Exercise prompt:
Pull out every line with the word "that".

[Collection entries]
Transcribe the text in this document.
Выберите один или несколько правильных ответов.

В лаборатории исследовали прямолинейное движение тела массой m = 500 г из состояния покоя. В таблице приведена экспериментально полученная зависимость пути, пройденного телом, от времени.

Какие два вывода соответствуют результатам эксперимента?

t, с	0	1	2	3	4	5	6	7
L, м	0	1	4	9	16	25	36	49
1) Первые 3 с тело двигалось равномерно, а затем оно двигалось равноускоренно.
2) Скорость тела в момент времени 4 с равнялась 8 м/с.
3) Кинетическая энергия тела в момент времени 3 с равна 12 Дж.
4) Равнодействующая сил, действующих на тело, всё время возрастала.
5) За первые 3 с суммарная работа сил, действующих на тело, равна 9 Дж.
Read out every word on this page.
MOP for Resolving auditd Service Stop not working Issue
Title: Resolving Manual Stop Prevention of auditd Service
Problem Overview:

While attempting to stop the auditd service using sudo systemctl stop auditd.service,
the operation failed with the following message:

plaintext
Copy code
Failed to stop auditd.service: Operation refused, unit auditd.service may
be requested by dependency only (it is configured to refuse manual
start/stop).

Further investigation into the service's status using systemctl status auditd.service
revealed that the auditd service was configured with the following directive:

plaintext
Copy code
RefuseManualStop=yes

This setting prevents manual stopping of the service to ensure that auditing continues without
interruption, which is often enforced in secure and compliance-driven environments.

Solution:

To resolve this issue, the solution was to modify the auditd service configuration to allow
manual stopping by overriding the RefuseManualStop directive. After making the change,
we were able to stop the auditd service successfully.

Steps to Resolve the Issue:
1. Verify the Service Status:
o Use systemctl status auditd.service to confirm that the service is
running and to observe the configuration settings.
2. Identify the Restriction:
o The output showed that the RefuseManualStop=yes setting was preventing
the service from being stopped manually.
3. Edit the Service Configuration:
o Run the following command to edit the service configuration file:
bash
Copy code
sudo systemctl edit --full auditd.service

Exercise answer:
revealed that the auditd service was configured with the following directive:
This setting prevents manual stopping of the service to ensure that auditing continues without
o Use systemctl status auditd.service to confirm that the service is
o The output showed that the RefuseManualStop=yes setting was preventing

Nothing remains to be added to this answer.